● **Description of the task**: Copy out all lines of the records in which the word "Generic" appears.

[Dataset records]

╔══

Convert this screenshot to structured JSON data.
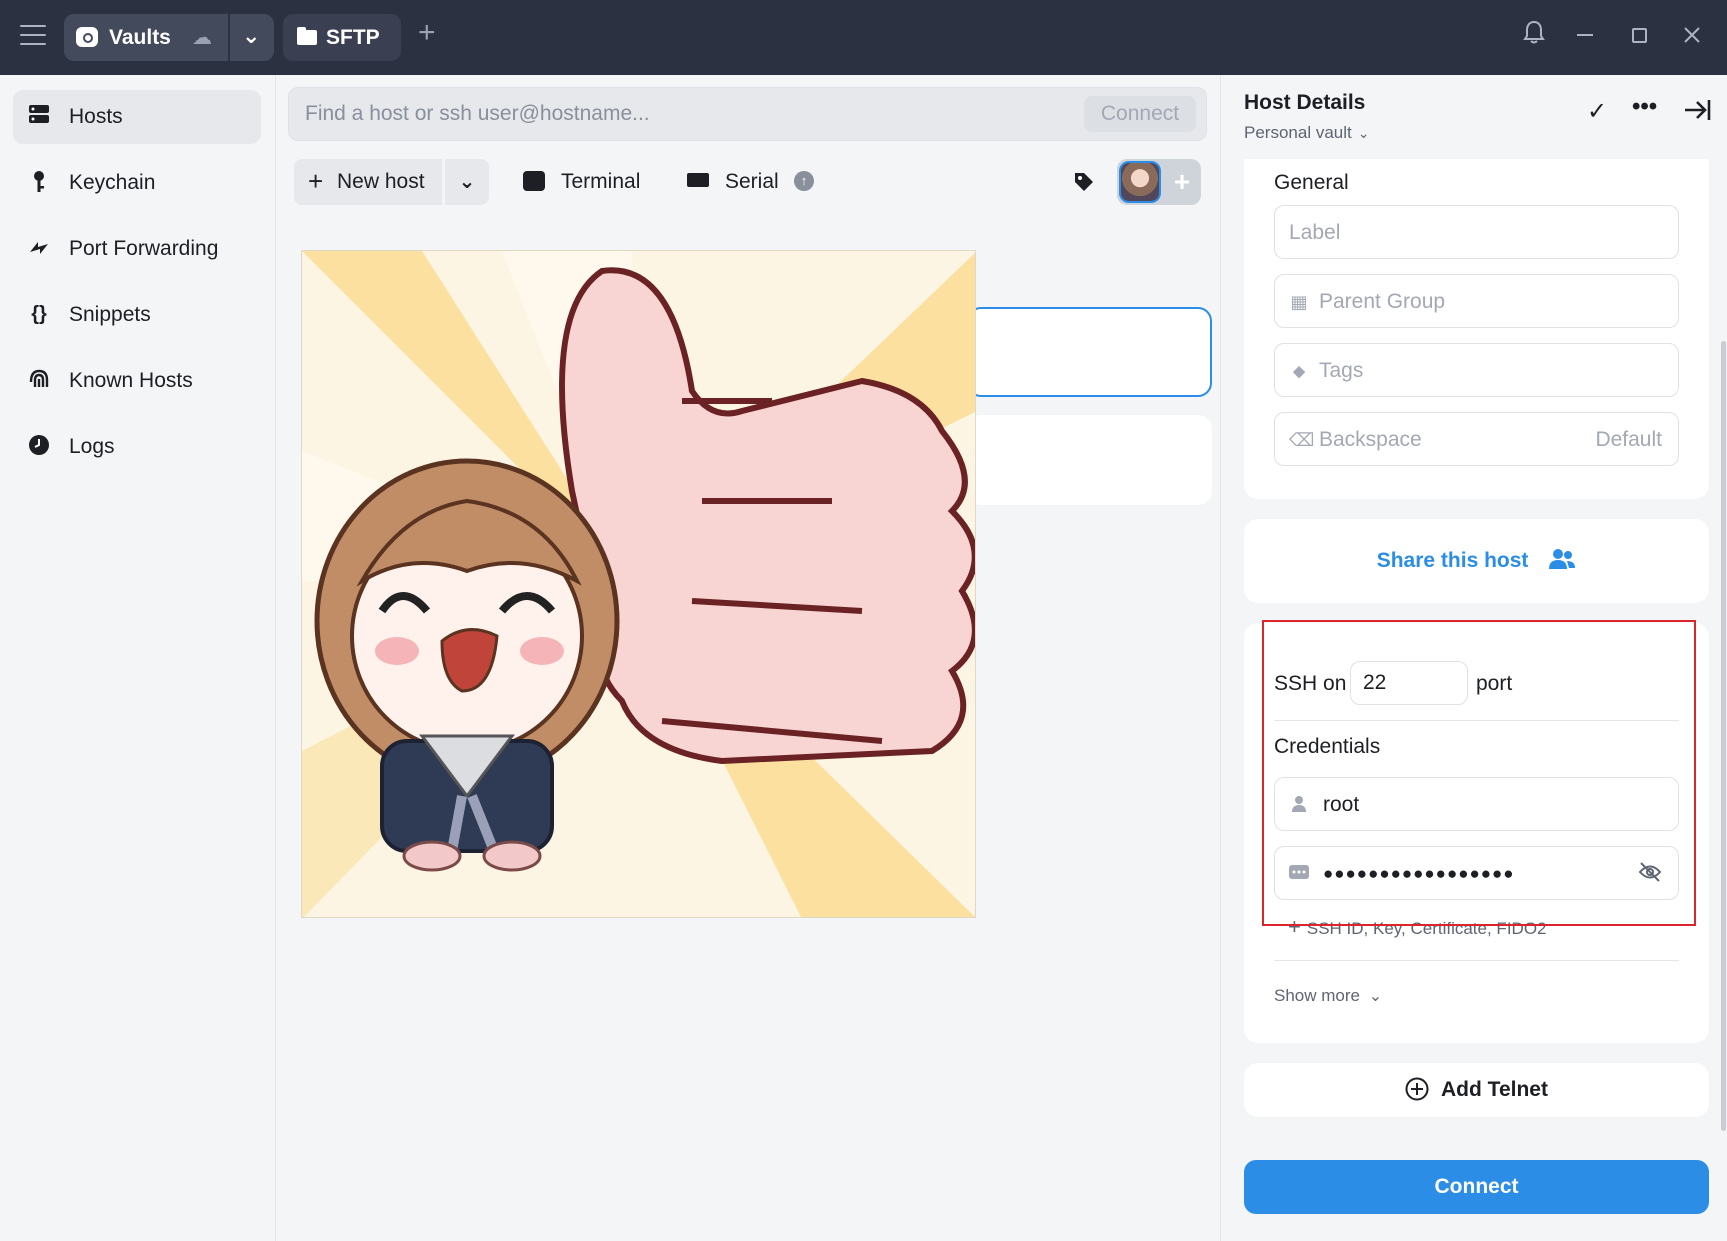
{
  "topbar": {
    "vaults_label": "Vaults",
    "sftp_label": "SFTP"
  },
  "sidebar": {
    "items": [
      {
        "label": "Hosts",
        "icon": "server-icon",
        "active": true
      },
      {
        "label": "Keychain",
        "icon": "key-icon"
      },
      {
        "label": "Port Forwarding",
        "icon": "forward-icon"
      },
      {
        "label": "Snippets",
        "icon": "braces-icon"
      },
      {
        "label": "Known Hosts",
        "icon": "fingerprint-icon"
      },
      {
        "label": "Logs",
        "icon": "clock-icon"
      }
    ]
  },
  "search": {
    "placeholder": "Find a host or ssh user@hostname...",
    "connect_label": "Connect"
  },
  "toolbar": {
    "new_host_label": "New host",
    "terminal_label": "Terminal",
    "serial_label": "Serial"
  },
  "panel": {
    "title": "Host Details",
    "vault": "Personal vault",
    "general_title": "General",
    "label_placeholder": "Label",
    "parent_group_placeholder": "Parent Group",
    "tags_placeholder": "Tags",
    "backspace_label": "Backspace",
    "backspace_value": "Default",
    "share_label": "Share this host",
    "ssh_on": "SSH on",
    "port_value": "22",
    "port_label": "port",
    "credentials_title": "Credentials",
    "username": "root",
    "password_mask": "●●●●●●●●●●●●●●●●●",
    "add_key_label": "SSH ID, Key, Certificate, FIDO2",
    "show_more": "Show more",
    "add_telnet": "Add Telnet",
    "connect_label": "Connect"
  },
  "colors": {
    "accent": "#2b8de6",
    "topbar": "#2c3142",
    "highlight": "#d9252b"
  }
}
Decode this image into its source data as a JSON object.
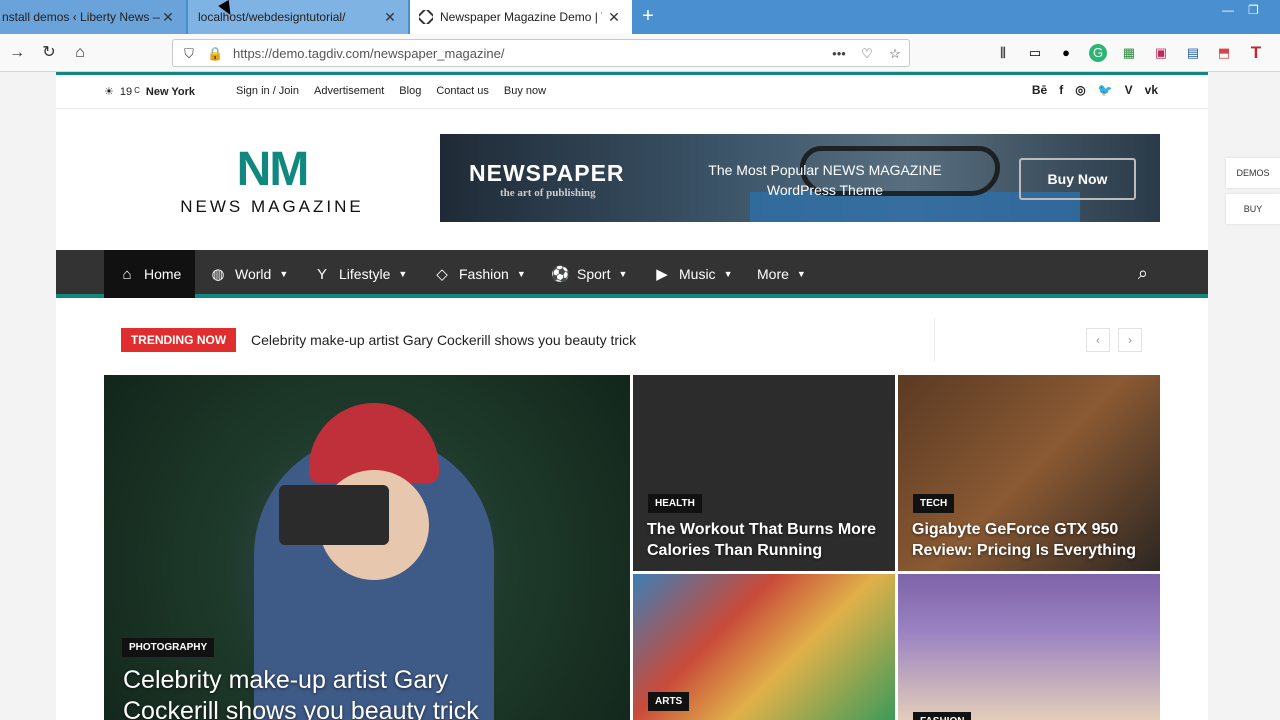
{
  "browser": {
    "tabs": [
      {
        "title": "nstall demos ‹ Liberty News —"
      },
      {
        "title": "localhost/webdesigntutorial/"
      },
      {
        "title": "Newspaper Magazine Demo | T"
      }
    ],
    "new_tab": "+",
    "url_host": "https://demo.tagdiv.com",
    "url_path": "/newspaper_magazine/",
    "url_more": "•••"
  },
  "topbar": {
    "temperature": "19",
    "unit": "C",
    "city": "New York",
    "links": [
      "Sign in / Join",
      "Advertisement",
      "Blog",
      "Contact us",
      "Buy now"
    ],
    "social": [
      "Bē",
      "f",
      "◎",
      "🐦",
      "V",
      "vk"
    ]
  },
  "logo": {
    "mark": "NM",
    "name": "NEWS MAGAZINE"
  },
  "banner": {
    "title": "NEWSPAPER",
    "subtitle": "the art of publishing",
    "tagline_1": "The Most Popular NEWS MAGAZINE",
    "tagline_2": "WordPress Theme",
    "button": "Buy Now"
  },
  "nav": {
    "items": [
      {
        "label": "Home"
      },
      {
        "label": "World"
      },
      {
        "label": "Lifestyle"
      },
      {
        "label": "Fashion"
      },
      {
        "label": "Sport"
      },
      {
        "label": "Music"
      },
      {
        "label": "More"
      }
    ]
  },
  "trending": {
    "label": "TRENDING NOW",
    "headline": "Celebrity make-up artist Gary Cockerill shows you beauty trick"
  },
  "tiles": {
    "big": {
      "category": "PHOTOGRAPHY",
      "title": "Celebrity make-up artist Gary Cockerill shows you beauty trick"
    },
    "health": {
      "category": "HEALTH",
      "title": "The Workout That Burns More Calories Than Running"
    },
    "tech": {
      "category": "TECH",
      "title": "Gigabyte GeForce GTX 950 Review: Pricing Is Everything"
    },
    "arts": {
      "category": "ARTS"
    },
    "fashion": {
      "category": "FASHION"
    }
  },
  "side": {
    "demos": "DEMOS",
    "buy": "BUY"
  },
  "colors": {
    "accent": "#10887f",
    "trending": "#e02d2d",
    "nav_bg": "#333333"
  }
}
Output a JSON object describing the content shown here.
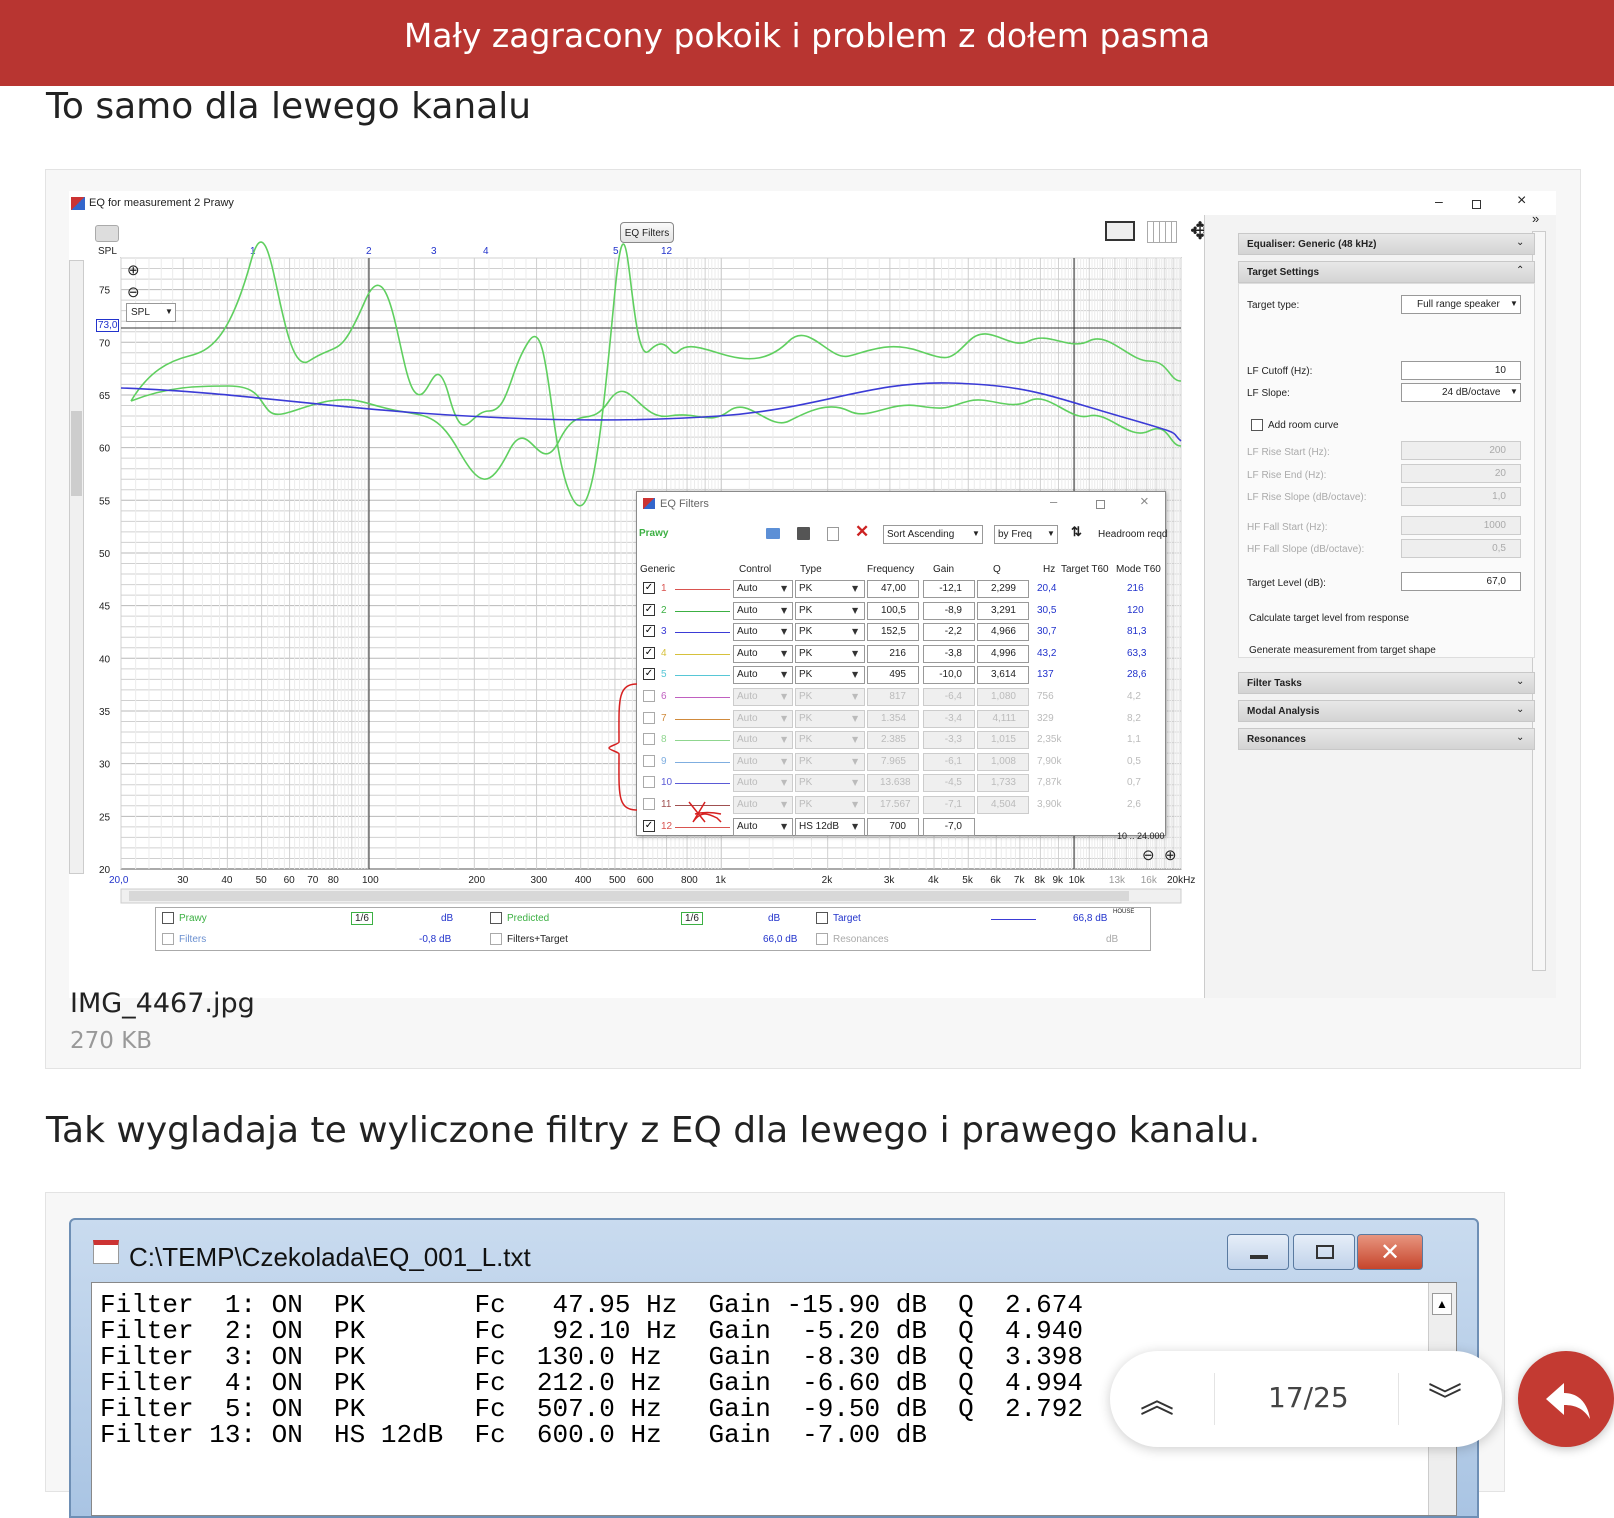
{
  "header": {
    "title": "Mały zagracony pokoik i problem z dołem pasma"
  },
  "post": {
    "para1": "To samo dla lewego kanalu",
    "para2": "Tak wygladaja te wyliczone filtry z EQ dla lewego i prawego kanalu.",
    "attachment1": {
      "filename": "IMG_4467.jpg",
      "size": "270 KB"
    },
    "attachment2": {
      "window_title": "C:\\TEMP\\Czekolada\\EQ_001_L.txt"
    }
  },
  "rew": {
    "window_title": "EQ for measurement 2 Prawy",
    "eq_filters_button": "EQ Filters",
    "spl_label": "SPL",
    "spl_select": "SPL",
    "top_markers": [
      "1",
      "2",
      "3",
      "4",
      "5",
      "12"
    ],
    "current_value": "73,0",
    "y_ticks": [
      "75",
      "70",
      "65",
      "60",
      "55",
      "50",
      "45",
      "40",
      "35",
      "30",
      "25",
      "20"
    ],
    "x_ticks": [
      "20,0",
      "30",
      "40",
      "50",
      "60",
      "70",
      "80",
      "100",
      "200",
      "300",
      "400",
      "500",
      "600",
      "800",
      "1k",
      "2k",
      "3k",
      "4k",
      "5k",
      "6k",
      "7k",
      "8k",
      "9k",
      "10k",
      "13k",
      "16k",
      "20kHz"
    ],
    "range_label": "10 .. 24.000",
    "legend": {
      "prawy": "Prawy",
      "prawy_smooth": "1/6",
      "prawy_unit": "dB",
      "filters": "Filters",
      "filters_val": "-0,8 dB",
      "predicted": "Predicted",
      "predicted_smooth": "1/6",
      "predicted_unit": "dB",
      "filters_target": "Filters+Target",
      "filters_target_val": "66,0 dB",
      "target": "Target",
      "target_val": "66,8 dB",
      "target_sup": "HOUSE",
      "resonances": "Resonances",
      "resonances_unit": "dB"
    },
    "side": {
      "equaliser": "Equaliser: Generic (48 kHz)",
      "target_settings": "Target Settings",
      "target_type_label": "Target type:",
      "target_type": "Full range speaker",
      "lf_cutoff_label": "LF Cutoff (Hz):",
      "lf_cutoff": "10",
      "lf_slope_label": "LF Slope:",
      "lf_slope": "24 dB/octave",
      "add_room_curve": "Add room curve",
      "lf_rise_start_label": "LF Rise Start (Hz):",
      "lf_rise_start": "200",
      "lf_rise_end_label": "LF Rise End (Hz):",
      "lf_rise_end": "20",
      "lf_rise_slope_label": "LF Rise Slope (dB/octave):",
      "lf_rise_slope": "1,0",
      "hf_fall_start_label": "HF Fall Start (Hz):",
      "hf_fall_start": "1000",
      "hf_fall_slope_label": "HF Fall Slope (dB/octave):",
      "hf_fall_slope": "0,5",
      "target_level_label": "Target Level (dB):",
      "target_level": "67,0",
      "calc_target": "Calculate target level from response",
      "gen_measurement": "Generate measurement from target shape",
      "filter_tasks": "Filter Tasks",
      "modal_analysis": "Modal Analysis",
      "resonances": "Resonances"
    },
    "eqf": {
      "title": "EQ Filters",
      "channel": "Prawy",
      "sort": "Sort Ascending",
      "by": "by Freq",
      "headroom": "Headroom reqd",
      "headers": [
        "Generic",
        "Control",
        "Type",
        "Frequency",
        "Gain",
        "Q",
        "Hz",
        "Target T60",
        "Mode T60"
      ],
      "rows": [
        {
          "n": "1",
          "ctl": "Auto",
          "type": "PK",
          "freq": "47,00",
          "gain": "-12,1",
          "q": "2,299",
          "hz": "20,4",
          "t60": "216",
          "on": true,
          "color": "#d9534f"
        },
        {
          "n": "2",
          "ctl": "Auto",
          "type": "PK",
          "freq": "100,5",
          "gain": "-8,9",
          "q": "3,291",
          "hz": "30,5",
          "t60": "120",
          "on": true,
          "color": "#3cb043"
        },
        {
          "n": "3",
          "ctl": "Auto",
          "type": "PK",
          "freq": "152,5",
          "gain": "-2,2",
          "q": "4,966",
          "hz": "30,7",
          "t60": "81,3",
          "on": true,
          "color": "#3b3bd6"
        },
        {
          "n": "4",
          "ctl": "Auto",
          "type": "PK",
          "freq": "216",
          "gain": "-3,8",
          "q": "4,996",
          "hz": "43,2",
          "t60": "63,3",
          "on": true,
          "color": "#d6c13b"
        },
        {
          "n": "5",
          "ctl": "Auto",
          "type": "PK",
          "freq": "495",
          "gain": "-10,0",
          "q": "3,614",
          "hz": "137",
          "t60": "28,6",
          "on": true,
          "color": "#57c7d6"
        },
        {
          "n": "6",
          "ctl": "Auto",
          "type": "PK",
          "freq": "817",
          "gain": "-6,4",
          "q": "1,080",
          "hz": "756",
          "t60": "4,2",
          "on": false,
          "color": "#c060c0"
        },
        {
          "n": "7",
          "ctl": "Auto",
          "type": "PK",
          "freq": "1.354",
          "gain": "-3,4",
          "q": "4,111",
          "hz": "329",
          "t60": "8,2",
          "on": false,
          "color": "#d08a3c"
        },
        {
          "n": "8",
          "ctl": "Auto",
          "type": "PK",
          "freq": "2.385",
          "gain": "-3,3",
          "q": "1,015",
          "hz": "2,35k",
          "t60": "1,1",
          "on": false,
          "color": "#8fd68f"
        },
        {
          "n": "9",
          "ctl": "Auto",
          "type": "PK",
          "freq": "7.965",
          "gain": "-6,1",
          "q": "1,008",
          "hz": "7,90k",
          "t60": "0,5",
          "on": false,
          "color": "#7faee0"
        },
        {
          "n": "10",
          "ctl": "Auto",
          "type": "PK",
          "freq": "13.638",
          "gain": "-4,5",
          "q": "1,733",
          "hz": "7,87k",
          "t60": "0,7",
          "on": false,
          "color": "#5a5ad6"
        },
        {
          "n": "11",
          "ctl": "Auto",
          "type": "PK",
          "freq": "17.567",
          "gain": "-7,1",
          "q": "4,504",
          "hz": "3,90k",
          "t60": "2,6",
          "on": false,
          "color": "#a05050"
        },
        {
          "n": "12",
          "ctl": "Auto",
          "type": "HS 12dB",
          "freq": "700",
          "gain": "-7,0",
          "q": "",
          "hz": "",
          "t60": "",
          "on": true,
          "color": "#d9534f"
        }
      ]
    }
  },
  "console_lines": [
    "Filter  1: ON  PK       Fc   47.95 Hz  Gain -15.90 dB  Q  2.674",
    "Filter  2: ON  PK       Fc   92.10 Hz  Gain  -5.20 dB  Q  4.940",
    "Filter  3: ON  PK       Fc  130.0 Hz   Gain  -8.30 dB  Q  3.398",
    "Filter  4: ON  PK       Fc  212.0 Hz   Gain  -6.60 dB  Q  4.994",
    "Filter  5: ON  PK       Fc  507.0 Hz   Gain  -9.50 dB  Q  2.792",
    "Filter 13: ON  HS 12dB  Fc  600.0 Hz   Gain  -7.00 dB"
  ],
  "pager": {
    "label": "17/25"
  },
  "colors": {
    "accent": "#b83531",
    "measurement": "#5fcf5f",
    "target": "#3b3bd6",
    "annotation": "#d62020"
  }
}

╚══

● **Written solution**:
      "equaliser": "Equaliser: Generic (48 kHz)",
        "Generic",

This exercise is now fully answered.